— start of MATERIAL FOR THE TASK —

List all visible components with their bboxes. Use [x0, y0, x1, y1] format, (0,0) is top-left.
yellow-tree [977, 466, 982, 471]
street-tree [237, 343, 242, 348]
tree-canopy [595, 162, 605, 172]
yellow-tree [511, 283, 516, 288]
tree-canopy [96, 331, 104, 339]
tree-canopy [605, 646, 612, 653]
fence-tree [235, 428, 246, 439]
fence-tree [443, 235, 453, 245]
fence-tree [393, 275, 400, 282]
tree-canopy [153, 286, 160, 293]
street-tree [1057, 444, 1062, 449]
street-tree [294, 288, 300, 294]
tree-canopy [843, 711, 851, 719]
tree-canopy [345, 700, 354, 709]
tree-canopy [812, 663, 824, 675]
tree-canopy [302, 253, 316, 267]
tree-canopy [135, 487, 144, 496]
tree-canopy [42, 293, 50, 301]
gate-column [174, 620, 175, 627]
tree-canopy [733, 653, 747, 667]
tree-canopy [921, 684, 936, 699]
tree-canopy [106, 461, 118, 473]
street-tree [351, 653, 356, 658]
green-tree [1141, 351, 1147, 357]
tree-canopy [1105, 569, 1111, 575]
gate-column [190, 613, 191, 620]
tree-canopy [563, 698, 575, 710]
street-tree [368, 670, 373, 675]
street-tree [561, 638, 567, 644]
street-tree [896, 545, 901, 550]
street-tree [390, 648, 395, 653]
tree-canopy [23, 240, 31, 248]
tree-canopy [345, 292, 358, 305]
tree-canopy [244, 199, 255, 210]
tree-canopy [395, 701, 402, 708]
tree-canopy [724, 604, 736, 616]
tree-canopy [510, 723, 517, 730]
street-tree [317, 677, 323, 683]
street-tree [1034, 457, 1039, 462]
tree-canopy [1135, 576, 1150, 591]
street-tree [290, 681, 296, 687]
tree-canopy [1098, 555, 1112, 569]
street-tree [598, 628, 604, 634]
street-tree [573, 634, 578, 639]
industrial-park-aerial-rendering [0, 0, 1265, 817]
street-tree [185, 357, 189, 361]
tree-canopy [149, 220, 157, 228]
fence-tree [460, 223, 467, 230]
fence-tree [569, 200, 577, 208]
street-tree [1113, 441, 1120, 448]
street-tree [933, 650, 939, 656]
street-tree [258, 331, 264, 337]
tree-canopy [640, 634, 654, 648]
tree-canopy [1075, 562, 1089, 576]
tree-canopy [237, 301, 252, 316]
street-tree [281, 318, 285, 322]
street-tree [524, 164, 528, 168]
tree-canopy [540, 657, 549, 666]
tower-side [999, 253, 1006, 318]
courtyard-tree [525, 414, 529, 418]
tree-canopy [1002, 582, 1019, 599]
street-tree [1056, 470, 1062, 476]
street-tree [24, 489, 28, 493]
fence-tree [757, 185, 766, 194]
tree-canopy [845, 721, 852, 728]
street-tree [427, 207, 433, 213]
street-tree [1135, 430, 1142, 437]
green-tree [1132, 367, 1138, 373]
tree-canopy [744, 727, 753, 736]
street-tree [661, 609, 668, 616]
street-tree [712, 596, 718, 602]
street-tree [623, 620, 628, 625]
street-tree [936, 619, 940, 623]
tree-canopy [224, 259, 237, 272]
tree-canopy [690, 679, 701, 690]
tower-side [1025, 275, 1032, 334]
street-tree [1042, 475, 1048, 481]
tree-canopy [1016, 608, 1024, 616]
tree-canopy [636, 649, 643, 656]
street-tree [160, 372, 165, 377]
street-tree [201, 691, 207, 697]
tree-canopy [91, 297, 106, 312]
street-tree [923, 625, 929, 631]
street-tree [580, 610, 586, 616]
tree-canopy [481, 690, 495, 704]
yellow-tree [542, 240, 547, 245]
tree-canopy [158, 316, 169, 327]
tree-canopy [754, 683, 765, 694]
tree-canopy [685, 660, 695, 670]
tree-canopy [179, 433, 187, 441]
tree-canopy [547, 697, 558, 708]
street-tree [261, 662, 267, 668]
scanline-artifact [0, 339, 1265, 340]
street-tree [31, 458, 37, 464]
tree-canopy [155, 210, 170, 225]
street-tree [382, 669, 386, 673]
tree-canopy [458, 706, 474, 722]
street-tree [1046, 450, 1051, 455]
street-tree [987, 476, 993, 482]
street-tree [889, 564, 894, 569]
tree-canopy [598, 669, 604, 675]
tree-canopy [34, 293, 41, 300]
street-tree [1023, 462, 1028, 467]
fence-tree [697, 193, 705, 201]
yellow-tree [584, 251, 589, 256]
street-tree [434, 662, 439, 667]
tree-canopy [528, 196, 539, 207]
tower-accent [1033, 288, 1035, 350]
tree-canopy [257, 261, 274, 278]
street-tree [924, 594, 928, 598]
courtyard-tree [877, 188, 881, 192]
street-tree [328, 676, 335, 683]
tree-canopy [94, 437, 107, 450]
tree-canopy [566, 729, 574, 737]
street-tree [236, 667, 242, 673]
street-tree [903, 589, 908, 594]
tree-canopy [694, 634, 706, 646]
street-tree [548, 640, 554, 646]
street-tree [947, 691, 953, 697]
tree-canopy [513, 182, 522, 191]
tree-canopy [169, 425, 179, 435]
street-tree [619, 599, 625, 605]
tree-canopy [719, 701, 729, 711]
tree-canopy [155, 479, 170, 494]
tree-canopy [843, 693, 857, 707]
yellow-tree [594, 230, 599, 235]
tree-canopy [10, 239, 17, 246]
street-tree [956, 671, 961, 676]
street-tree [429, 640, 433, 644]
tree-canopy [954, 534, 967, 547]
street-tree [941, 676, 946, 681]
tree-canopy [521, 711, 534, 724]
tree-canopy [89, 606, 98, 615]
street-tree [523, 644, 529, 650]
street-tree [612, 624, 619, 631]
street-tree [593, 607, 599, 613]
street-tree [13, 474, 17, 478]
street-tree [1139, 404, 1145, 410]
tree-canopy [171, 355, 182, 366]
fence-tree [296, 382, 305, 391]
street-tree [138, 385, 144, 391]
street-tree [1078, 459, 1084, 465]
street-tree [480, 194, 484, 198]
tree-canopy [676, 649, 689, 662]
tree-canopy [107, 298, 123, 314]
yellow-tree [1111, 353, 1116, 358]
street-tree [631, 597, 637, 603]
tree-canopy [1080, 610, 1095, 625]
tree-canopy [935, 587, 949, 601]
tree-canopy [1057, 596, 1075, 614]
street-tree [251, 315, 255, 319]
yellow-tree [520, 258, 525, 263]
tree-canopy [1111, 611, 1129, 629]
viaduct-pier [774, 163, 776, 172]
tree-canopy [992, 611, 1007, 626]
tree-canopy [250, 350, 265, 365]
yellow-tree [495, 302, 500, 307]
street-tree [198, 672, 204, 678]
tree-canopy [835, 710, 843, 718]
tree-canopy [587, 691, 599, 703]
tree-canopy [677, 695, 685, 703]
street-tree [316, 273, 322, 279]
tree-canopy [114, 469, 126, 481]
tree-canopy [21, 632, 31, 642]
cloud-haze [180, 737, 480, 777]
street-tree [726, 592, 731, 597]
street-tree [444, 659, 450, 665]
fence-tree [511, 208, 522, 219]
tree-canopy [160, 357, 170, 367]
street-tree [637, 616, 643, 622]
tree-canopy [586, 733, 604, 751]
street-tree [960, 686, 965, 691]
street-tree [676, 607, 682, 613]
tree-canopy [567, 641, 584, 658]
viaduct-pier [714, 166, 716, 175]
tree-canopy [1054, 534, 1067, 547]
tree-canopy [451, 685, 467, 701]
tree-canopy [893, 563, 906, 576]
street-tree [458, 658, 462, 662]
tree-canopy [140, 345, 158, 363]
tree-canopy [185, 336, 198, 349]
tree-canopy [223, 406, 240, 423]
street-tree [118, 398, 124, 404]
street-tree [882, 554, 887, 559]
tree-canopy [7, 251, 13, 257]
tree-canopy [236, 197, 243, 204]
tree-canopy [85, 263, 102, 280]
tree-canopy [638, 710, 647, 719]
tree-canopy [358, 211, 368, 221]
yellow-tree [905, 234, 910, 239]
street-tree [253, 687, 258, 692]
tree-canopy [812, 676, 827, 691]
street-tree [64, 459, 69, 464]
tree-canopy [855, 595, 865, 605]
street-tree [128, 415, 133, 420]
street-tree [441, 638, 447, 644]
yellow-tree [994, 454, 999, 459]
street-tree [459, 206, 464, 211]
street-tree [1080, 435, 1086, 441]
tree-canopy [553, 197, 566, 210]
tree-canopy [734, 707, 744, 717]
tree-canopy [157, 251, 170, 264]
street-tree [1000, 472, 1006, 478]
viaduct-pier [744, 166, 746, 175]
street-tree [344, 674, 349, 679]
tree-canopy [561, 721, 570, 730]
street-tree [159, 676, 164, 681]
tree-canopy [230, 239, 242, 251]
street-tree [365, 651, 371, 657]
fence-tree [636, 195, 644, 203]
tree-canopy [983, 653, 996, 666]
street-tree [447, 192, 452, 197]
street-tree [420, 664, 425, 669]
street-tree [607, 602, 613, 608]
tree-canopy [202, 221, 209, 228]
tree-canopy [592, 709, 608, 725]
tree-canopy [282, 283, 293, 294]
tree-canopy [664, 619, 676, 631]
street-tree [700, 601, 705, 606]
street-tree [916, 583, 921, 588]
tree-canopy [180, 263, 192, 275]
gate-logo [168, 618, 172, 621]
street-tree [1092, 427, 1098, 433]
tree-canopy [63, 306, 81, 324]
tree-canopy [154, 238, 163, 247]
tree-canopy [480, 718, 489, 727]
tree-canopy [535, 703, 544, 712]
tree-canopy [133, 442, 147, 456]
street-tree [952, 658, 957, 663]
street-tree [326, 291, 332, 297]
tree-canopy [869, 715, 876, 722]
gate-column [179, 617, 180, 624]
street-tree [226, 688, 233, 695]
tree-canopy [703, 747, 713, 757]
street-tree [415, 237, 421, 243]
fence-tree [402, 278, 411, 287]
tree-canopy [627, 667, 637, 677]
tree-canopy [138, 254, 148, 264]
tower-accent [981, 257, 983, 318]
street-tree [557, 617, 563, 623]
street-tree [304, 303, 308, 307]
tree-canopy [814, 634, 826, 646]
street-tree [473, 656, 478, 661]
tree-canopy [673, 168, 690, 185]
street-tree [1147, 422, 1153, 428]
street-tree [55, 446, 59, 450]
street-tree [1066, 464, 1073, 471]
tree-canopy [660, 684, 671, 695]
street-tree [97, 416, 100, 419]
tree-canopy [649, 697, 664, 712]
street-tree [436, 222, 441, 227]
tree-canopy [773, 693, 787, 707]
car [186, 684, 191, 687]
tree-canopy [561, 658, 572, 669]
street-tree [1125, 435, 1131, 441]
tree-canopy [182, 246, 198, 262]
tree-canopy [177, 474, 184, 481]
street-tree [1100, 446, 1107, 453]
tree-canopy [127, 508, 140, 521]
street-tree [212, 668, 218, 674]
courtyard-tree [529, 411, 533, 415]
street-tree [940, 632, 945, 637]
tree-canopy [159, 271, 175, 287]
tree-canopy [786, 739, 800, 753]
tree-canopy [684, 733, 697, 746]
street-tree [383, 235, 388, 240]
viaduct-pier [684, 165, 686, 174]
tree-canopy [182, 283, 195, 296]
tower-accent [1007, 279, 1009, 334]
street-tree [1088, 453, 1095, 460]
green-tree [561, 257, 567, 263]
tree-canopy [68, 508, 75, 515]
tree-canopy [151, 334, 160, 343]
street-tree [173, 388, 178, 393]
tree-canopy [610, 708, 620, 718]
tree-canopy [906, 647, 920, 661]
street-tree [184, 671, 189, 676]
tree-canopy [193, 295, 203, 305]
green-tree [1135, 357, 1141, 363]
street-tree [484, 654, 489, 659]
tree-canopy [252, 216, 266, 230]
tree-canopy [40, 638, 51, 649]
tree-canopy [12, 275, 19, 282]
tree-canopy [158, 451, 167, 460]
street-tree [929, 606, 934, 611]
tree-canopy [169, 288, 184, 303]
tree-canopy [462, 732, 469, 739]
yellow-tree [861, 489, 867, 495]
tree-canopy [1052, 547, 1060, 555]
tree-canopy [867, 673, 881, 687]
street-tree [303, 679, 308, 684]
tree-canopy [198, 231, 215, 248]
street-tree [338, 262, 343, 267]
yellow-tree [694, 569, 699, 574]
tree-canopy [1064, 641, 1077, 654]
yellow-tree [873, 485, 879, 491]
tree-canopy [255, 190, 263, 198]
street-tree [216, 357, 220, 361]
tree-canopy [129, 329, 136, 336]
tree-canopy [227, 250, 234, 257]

— end of MATERIAL FOR THE TASK —

▸ **WHAT YOU HAVE TO DO**
Rewrite the items from the start through the line containing "tree-canopy [540, 657, 549, 666]" (that line included), changing "fence-tree" to "boundary-tree" and leaving everything else unchanged.

▸ **COMPLETE RESPONSE**
List all visible components with their bboxes. Use [x0, y0, x1, y1] format, (0,0) is top-left.
yellow-tree [977, 466, 982, 471]
street-tree [237, 343, 242, 348]
tree-canopy [595, 162, 605, 172]
yellow-tree [511, 283, 516, 288]
tree-canopy [96, 331, 104, 339]
tree-canopy [605, 646, 612, 653]
boundary-tree [235, 428, 246, 439]
boundary-tree [443, 235, 453, 245]
boundary-tree [393, 275, 400, 282]
tree-canopy [153, 286, 160, 293]
street-tree [1057, 444, 1062, 449]
street-tree [294, 288, 300, 294]
tree-canopy [843, 711, 851, 719]
tree-canopy [345, 700, 354, 709]
tree-canopy [812, 663, 824, 675]
tree-canopy [302, 253, 316, 267]
tree-canopy [135, 487, 144, 496]
tree-canopy [42, 293, 50, 301]
gate-column [174, 620, 175, 627]
tree-canopy [733, 653, 747, 667]
tree-canopy [921, 684, 936, 699]
tree-canopy [106, 461, 118, 473]
street-tree [351, 653, 356, 658]
green-tree [1141, 351, 1147, 357]
tree-canopy [1105, 569, 1111, 575]
gate-column [190, 613, 191, 620]
tree-canopy [563, 698, 575, 710]
street-tree [368, 670, 373, 675]
street-tree [561, 638, 567, 644]
street-tree [896, 545, 901, 550]
street-tree [390, 648, 395, 653]
tree-canopy [23, 240, 31, 248]
tree-canopy [345, 292, 358, 305]
tree-canopy [244, 199, 255, 210]
tree-canopy [395, 701, 402, 708]
tree-canopy [724, 604, 736, 616]
tree-canopy [510, 723, 517, 730]
street-tree [317, 677, 323, 683]
street-tree [1034, 457, 1039, 462]
tree-canopy [1135, 576, 1150, 591]
street-tree [290, 681, 296, 687]
tree-canopy [1098, 555, 1112, 569]
street-tree [598, 628, 604, 634]
street-tree [573, 634, 578, 639]
industrial-park-aerial-rendering [0, 0, 1265, 817]
street-tree [185, 357, 189, 361]
tree-canopy [149, 220, 157, 228]
boundary-tree [460, 223, 467, 230]
boundary-tree [569, 200, 577, 208]
street-tree [1113, 441, 1120, 448]
street-tree [933, 650, 939, 656]
street-tree [258, 331, 264, 337]
tree-canopy [640, 634, 654, 648]
tree-canopy [1075, 562, 1089, 576]
tree-canopy [237, 301, 252, 316]
street-tree [281, 318, 285, 322]
street-tree [524, 164, 528, 168]
tree-canopy [540, 657, 549, 666]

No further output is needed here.